DIRECTION: Render the rows as a numbered list, from the start of the rows through the line containing "title-rule (99, 187, 1876, 192)", both included, and leave out any blank lines.

Element boundary records:
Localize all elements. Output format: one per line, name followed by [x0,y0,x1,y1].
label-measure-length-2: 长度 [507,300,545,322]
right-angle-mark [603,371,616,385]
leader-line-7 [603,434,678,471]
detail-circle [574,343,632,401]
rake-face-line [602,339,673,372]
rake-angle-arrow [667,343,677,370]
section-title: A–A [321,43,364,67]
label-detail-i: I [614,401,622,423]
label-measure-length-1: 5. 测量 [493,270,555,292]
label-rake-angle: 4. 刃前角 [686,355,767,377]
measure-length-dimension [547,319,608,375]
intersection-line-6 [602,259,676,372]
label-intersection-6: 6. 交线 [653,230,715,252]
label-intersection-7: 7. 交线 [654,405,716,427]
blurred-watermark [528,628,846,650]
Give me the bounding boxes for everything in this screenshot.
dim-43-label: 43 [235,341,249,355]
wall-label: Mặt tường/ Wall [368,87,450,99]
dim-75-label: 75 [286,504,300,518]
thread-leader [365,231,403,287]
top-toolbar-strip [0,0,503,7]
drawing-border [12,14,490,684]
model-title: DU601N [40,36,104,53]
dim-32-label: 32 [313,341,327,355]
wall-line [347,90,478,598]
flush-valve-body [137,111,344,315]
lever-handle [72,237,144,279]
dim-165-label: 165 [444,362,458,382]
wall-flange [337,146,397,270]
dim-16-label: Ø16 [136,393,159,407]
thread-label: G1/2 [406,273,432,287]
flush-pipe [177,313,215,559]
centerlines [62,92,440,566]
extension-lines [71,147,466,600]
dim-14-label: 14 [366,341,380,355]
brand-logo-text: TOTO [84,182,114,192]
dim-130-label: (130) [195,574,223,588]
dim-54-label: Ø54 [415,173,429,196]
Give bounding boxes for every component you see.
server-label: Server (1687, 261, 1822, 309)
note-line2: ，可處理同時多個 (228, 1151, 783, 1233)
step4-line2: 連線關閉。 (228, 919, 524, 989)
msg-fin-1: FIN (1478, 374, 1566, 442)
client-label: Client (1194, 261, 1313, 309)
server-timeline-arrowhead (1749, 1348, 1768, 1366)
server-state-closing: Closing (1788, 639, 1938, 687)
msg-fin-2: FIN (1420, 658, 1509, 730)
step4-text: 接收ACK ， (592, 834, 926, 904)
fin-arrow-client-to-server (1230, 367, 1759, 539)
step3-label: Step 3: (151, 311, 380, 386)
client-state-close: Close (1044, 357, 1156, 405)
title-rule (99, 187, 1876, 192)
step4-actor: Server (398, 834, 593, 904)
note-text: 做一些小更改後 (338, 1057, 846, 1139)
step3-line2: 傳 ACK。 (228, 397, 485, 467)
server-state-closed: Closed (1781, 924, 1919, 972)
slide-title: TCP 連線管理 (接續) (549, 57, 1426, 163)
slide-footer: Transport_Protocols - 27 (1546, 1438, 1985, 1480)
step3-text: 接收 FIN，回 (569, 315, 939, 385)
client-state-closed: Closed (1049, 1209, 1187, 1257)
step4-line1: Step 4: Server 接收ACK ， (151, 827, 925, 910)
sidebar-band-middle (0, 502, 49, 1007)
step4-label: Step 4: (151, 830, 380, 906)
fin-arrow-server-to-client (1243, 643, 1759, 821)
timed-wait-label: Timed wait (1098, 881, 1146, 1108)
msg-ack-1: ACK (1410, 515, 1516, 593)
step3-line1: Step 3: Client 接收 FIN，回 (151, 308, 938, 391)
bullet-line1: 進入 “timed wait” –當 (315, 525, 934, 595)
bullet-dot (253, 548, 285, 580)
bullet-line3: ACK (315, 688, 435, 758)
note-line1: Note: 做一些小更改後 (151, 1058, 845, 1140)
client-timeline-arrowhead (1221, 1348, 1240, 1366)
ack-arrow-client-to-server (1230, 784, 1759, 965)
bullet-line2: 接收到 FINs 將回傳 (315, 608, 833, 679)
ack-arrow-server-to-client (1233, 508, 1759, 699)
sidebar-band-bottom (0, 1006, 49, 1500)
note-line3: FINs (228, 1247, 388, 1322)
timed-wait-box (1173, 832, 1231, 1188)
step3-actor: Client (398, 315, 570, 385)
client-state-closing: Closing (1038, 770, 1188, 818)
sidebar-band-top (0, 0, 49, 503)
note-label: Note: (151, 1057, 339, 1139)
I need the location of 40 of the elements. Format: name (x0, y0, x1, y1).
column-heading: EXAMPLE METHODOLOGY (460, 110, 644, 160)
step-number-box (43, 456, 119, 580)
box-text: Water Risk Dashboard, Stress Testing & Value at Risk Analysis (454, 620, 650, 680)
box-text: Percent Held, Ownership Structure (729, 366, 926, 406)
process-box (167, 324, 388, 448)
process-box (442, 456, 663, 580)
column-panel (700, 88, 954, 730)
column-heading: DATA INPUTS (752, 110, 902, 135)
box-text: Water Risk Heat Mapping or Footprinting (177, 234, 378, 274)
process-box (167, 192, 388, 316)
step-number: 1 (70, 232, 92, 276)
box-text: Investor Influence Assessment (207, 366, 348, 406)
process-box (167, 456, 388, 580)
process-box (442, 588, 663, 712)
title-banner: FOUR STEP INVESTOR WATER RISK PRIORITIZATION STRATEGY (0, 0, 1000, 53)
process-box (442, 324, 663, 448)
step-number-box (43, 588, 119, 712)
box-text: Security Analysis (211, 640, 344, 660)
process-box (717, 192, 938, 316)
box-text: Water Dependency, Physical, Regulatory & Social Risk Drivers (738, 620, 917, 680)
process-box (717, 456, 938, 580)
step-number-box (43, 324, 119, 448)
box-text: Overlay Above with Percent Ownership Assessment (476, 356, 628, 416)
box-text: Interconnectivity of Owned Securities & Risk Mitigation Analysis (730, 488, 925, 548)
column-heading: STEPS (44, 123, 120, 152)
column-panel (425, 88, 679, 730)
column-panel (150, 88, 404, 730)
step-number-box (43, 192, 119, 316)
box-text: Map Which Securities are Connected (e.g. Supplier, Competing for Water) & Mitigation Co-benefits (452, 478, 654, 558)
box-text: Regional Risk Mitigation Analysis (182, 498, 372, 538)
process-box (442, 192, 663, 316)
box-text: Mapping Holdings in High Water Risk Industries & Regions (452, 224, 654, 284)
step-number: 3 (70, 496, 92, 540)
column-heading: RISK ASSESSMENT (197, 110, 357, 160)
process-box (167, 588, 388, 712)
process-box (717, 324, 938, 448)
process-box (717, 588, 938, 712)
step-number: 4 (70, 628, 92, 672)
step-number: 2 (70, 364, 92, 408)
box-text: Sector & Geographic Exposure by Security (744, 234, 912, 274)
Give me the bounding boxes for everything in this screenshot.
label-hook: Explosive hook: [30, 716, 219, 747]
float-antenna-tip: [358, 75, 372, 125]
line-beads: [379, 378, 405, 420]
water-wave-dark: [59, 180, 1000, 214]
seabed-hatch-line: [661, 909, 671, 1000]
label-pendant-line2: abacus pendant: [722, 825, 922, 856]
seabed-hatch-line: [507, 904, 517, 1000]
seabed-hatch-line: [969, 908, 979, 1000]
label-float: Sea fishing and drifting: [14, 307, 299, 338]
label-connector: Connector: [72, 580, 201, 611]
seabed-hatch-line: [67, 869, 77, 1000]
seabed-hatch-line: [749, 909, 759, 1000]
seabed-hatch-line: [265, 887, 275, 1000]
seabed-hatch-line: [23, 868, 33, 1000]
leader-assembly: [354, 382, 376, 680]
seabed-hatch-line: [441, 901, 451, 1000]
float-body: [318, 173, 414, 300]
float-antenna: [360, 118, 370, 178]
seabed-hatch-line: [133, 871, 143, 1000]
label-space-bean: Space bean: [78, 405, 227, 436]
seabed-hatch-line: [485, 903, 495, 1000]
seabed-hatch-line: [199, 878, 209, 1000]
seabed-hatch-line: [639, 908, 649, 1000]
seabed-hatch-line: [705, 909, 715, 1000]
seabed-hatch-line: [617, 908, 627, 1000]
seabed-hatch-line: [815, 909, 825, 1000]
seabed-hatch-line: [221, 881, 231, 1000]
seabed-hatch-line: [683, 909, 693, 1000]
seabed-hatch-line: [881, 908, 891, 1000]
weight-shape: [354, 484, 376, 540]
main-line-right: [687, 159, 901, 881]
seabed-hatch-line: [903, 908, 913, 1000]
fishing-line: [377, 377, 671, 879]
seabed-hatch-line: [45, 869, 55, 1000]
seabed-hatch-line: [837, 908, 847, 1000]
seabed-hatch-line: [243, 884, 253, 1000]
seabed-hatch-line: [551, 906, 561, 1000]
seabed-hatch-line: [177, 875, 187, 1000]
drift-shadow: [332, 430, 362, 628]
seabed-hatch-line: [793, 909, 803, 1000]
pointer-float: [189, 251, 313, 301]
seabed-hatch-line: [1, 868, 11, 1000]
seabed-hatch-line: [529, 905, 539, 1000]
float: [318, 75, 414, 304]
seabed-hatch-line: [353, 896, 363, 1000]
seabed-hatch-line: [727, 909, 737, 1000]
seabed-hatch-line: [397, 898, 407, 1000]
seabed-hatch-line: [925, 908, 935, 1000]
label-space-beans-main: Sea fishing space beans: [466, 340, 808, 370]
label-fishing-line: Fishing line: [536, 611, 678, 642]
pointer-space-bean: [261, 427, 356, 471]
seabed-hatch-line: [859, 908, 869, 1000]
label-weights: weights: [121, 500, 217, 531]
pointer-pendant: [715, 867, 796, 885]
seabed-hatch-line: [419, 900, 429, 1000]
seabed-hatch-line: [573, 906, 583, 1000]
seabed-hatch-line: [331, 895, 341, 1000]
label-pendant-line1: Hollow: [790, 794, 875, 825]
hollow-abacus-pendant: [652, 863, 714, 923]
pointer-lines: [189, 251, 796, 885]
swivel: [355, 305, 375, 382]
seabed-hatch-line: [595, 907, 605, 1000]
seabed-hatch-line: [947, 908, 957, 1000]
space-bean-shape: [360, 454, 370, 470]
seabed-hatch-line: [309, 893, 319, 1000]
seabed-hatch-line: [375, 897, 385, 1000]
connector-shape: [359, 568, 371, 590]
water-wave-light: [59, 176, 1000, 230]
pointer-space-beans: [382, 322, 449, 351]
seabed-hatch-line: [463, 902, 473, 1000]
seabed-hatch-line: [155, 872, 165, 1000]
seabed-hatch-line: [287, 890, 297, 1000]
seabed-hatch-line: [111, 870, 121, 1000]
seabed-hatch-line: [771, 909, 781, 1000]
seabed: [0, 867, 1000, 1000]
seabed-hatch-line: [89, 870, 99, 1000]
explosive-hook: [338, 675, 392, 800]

FULL SOLUTION:
1. Localize all elements. Output format: one per line, name followed by [x0,y0,x1,y1].
2. label-measure-length-2: 长度 [507,300,545,322]
3. right-angle-mark [603,371,616,385]
4. leader-line-7 [603,434,678,471]
5. detail-circle [574,343,632,401]
6. rake-face-line [602,339,673,372]
7. rake-angle-arrow [667,343,677,370]
8. section-title: A–A [321,43,364,67]
9. label-detail-i: I [614,401,622,423]
10. label-measure-length-1: 5. 测量 [493,270,555,292]
11. label-rake-angle: 4. 刃前角 [686,355,767,377]
12. measure-length-dimension [547,319,608,375]
13. intersection-line-6 [602,259,676,372]
14. label-intersection-6: 6. 交线 [653,230,715,252]
15. label-intersection-7: 7. 交线 [654,405,716,427]
16. blurred-watermark [528,628,846,650]
17. Give me the bounding boxes for everything in this screenshot.
18. dim-43-label: 43 [235,341,249,355]
19. wall-label: Mặt tường/ Wall [368,87,450,99]
20. dim-75-label: 75 [286,504,300,518]
21. thread-leader [365,231,403,287]
22. top-toolbar-strip [0,0,503,7]
23. drawing-border [12,14,490,684]
24. model-title: DU601N [40,36,104,53]
25. dim-32-label: 32 [313,341,327,355]
26. wall-line [347,90,478,598]
27. flush-valve-body [137,111,344,315]
28. lever-handle [72,237,144,279]
29. dim-165-label: 165 [444,362,458,382]
30. wall-flange [337,146,397,270]
31. dim-16-label: Ø16 [136,393,159,407]
32. thread-label: G1/2 [406,273,432,287]
33. flush-pipe [177,313,215,559]
34. centerlines [62,92,440,566]
35. extension-lines [71,147,466,600]
36. dim-14-label: 14 [366,341,380,355]
37. brand-logo-text: TOTO [84,182,114,192]
38. dim-130-label: (130) [195,574,223,588]
39. dim-54-label: Ø54 [415,173,429,196]
40. Give bounding boxes for every component you see.
41. server-label: Server (1687, 261, 1822, 309)
42. note-line2: ，可處理同時多個 (228, 1151, 783, 1233)
43. step4-line2: 連線關閉。 (228, 919, 524, 989)
44. msg-fin-1: FIN (1478, 374, 1566, 442)
45. client-label: Client (1194, 261, 1313, 309)
46. server-timeline-arrowhead (1749, 1348, 1768, 1366)
47. server-state-closing: Closing (1788, 639, 1938, 687)
48. msg-fin-2: FIN (1420, 658, 1509, 730)
49. step4-text: 接收ACK ， (592, 834, 926, 904)
50. fin-arrow-client-to-server (1230, 367, 1759, 539)
51. step3-label: Step 3: (151, 311, 380, 386)
52. client-state-close: Close (1044, 357, 1156, 405)
53. title-rule (99, 187, 1876, 192)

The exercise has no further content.